Records from a dataset:
********************
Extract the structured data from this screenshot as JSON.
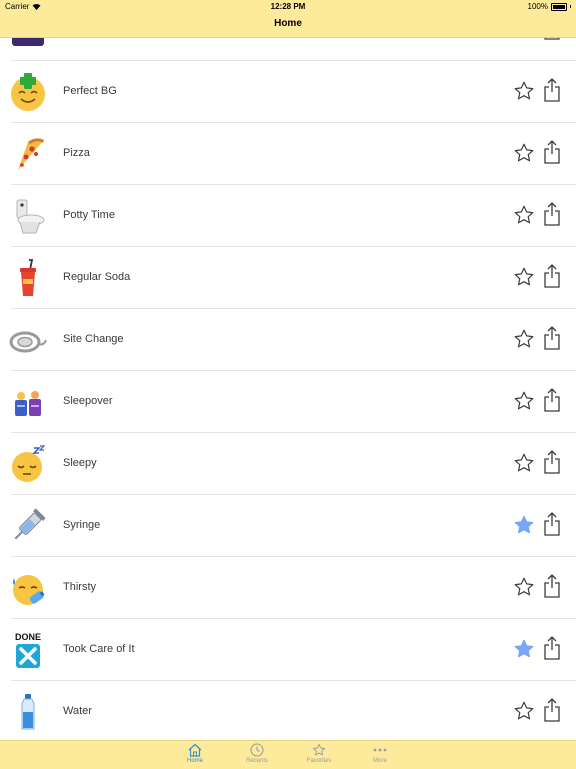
{
  "status_bar": {
    "carrier": "Carrier",
    "time": "12:28 PM",
    "battery": "100%"
  },
  "nav": {
    "title": "Home"
  },
  "items": [
    {
      "label": "",
      "icon": "purple-tile-icon",
      "favorite": false
    },
    {
      "label": "Perfect BG",
      "icon": "smiling-face-cross-icon",
      "favorite": false
    },
    {
      "label": "Pizza",
      "icon": "pizza-icon",
      "favorite": false
    },
    {
      "label": "Potty Time",
      "icon": "toilet-icon",
      "favorite": false
    },
    {
      "label": "Regular Soda",
      "icon": "soda-cup-icon",
      "favorite": false
    },
    {
      "label": "Site Change",
      "icon": "infusion-set-icon",
      "favorite": false
    },
    {
      "label": "Sleepover",
      "icon": "sleepover-icon",
      "favorite": false
    },
    {
      "label": "Sleepy",
      "icon": "sleepy-face-icon",
      "favorite": false
    },
    {
      "label": "Syringe",
      "icon": "syringe-icon",
      "favorite": true
    },
    {
      "label": "Thirsty",
      "icon": "thirsty-face-icon",
      "favorite": false
    },
    {
      "label": "Took Care of It",
      "icon": "done-x-icon",
      "favorite": true,
      "icon_text": "DONE"
    },
    {
      "label": "Water",
      "icon": "water-bottle-icon",
      "favorite": false
    }
  ],
  "tabs": [
    {
      "label": "Home",
      "icon": "house-icon",
      "active": true
    },
    {
      "label": "Recents",
      "icon": "clock-icon",
      "active": false
    },
    {
      "label": "Favorites",
      "icon": "star-icon",
      "active": false
    },
    {
      "label": "More",
      "icon": "ellipsis-icon",
      "active": false
    }
  ],
  "colors": {
    "bar_background": "#fdeb9b",
    "favorite_star": "#7aa7f5",
    "active_tab": "#3a8fc9"
  }
}
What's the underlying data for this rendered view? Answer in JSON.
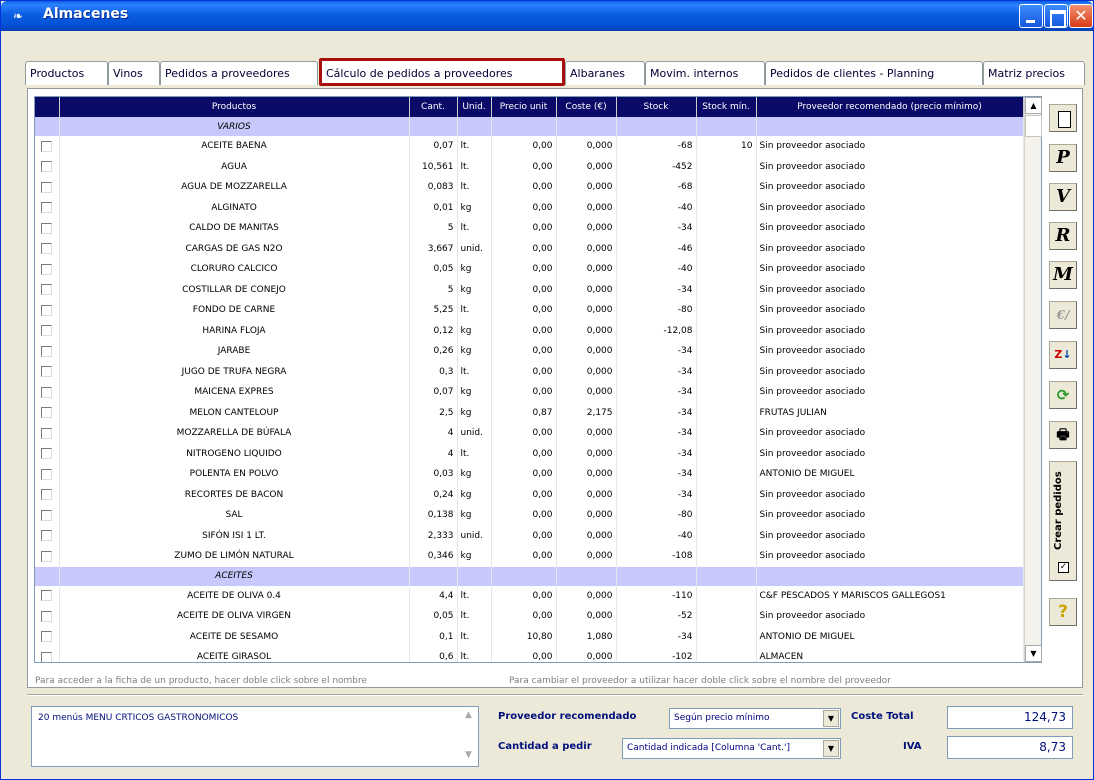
********************
### [Given instruction]
In the copy, include all records verbatim but no images.

### [Correct result]
Extract the structured data from this screenshot as JSON.
{
  "status_bar": {
    "carrier": "Carrier",
    "time": "12:28 PM",
    "battery": "100%"
  },
  "nav": {
    "title": "Home"
  },
  "items": [
    {
      "label": "",
      "icon": "purple-tile-icon",
      "favorite": false
    },
    {
      "label": "Perfect BG",
      "icon": "smiling-face-cross-icon",
      "favorite": false
    },
    {
      "label": "Pizza",
      "icon": "pizza-icon",
      "favorite": false
    },
    {
      "label": "Potty Time",
      "icon": "toilet-icon",
      "favorite": false
    },
    {
      "label": "Regular Soda",
      "icon": "soda-cup-icon",
      "favorite": false
    },
    {
      "label": "Site Change",
      "icon": "infusion-set-icon",
      "favorite": false
    },
    {
      "label": "Sleepover",
      "icon": "sleepover-icon",
      "favorite": false
    },
    {
      "label": "Sleepy",
      "icon": "sleepy-face-icon",
      "favorite": false
    },
    {
      "label": "Syringe",
      "icon": "syringe-icon",
      "favorite": true
    },
    {
      "label": "Thirsty",
      "icon": "thirsty-face-icon",
      "favorite": false
    },
    {
      "label": "Took Care of It",
      "icon": "done-x-icon",
      "favorite": true,
      "icon_text": "DONE"
    },
    {
      "label": "Water",
      "icon": "water-bottle-icon",
      "favorite": false
    }
  ],
  "tabs": [
    {
      "label": "Home",
      "icon": "house-icon",
      "active": true
    },
    {
      "label": "Recents",
      "icon": "clock-icon",
      "active": false
    },
    {
      "label": "Favorites",
      "icon": "star-icon",
      "active": false
    },
    {
      "label": "More",
      "icon": "ellipsis-icon",
      "active": false
    }
  ],
  "colors": {
    "bar_background": "#fdeb9b",
    "favorite_star": "#7aa7f5",
    "active_tab": "#3a8fc9"
  }
}
What's the underlying data for this rendered view? Answer in JSON.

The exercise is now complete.